WHAT YOU WILL DO ▸ Output the passage of the filoma project description starting at "filoma helps you" and ending at "sizes, and more.", with its wording unchanged.

# EXTRACT TO READ start

Modular Python tool for profiling files, analyzing directory structures, and inspecting image data
Project description
Fast, multi-backend file/directory profiling and data preparation.
pip install filoma
Installation • Documentation • Agentic Analysis • Interactive CLI • Quickstart • Cookbook • Roboflow Demo • Source Code
📖 New to Filoma? Check out the Cookbook for practical, copy-paste recipes for common tasks!
filoma helps you analyze file directory trees, inspect file metadata, and prepare your data for exploration. It can achieve this blazingly fast using the best available backend (Rust, fd, or pure Python) ⚡🍃
Key Features
- 🚀 High-Performance Backends: Automatic selection of Rust,
fd, or Python for the best performance. - 📈 DataFrame Integration: Convert scan results to Polars (or pandas) DataFrames for powerful analysis.
- 📊 Rich Directory Analysis: Get detailed statistics on file counts, extensions, sizes, and more.
- 🔍 Smart File Search: Use regex and glob patterns to find files with
FdFinder. - 🖼️ File/Image Profiling: Extract metadata and statistics from various file formats.

# EXTRACT TO READ end
# STORED DATA start

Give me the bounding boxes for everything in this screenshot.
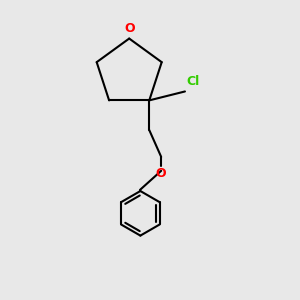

# STORED DATA end

ANSWER ▸
filoma helps you analyze file directory trees, inspect file metadata, and prepare your data for exploration. It can achieve this blazingly fast using the best available backend (Rust, fd, or pure Python) ⚡🍃
Key Features
- 🚀 High-Performance Backends: Automatic selection of Rust,
fd, or Python for the best performance. - 📈 DataFrame Integration: Convert scan results to Polars (or pandas) DataFrames for powerful analysis.
- 📊 Rich Directory Analysis: Get detailed statistics on file counts, extensions, sizes, and more.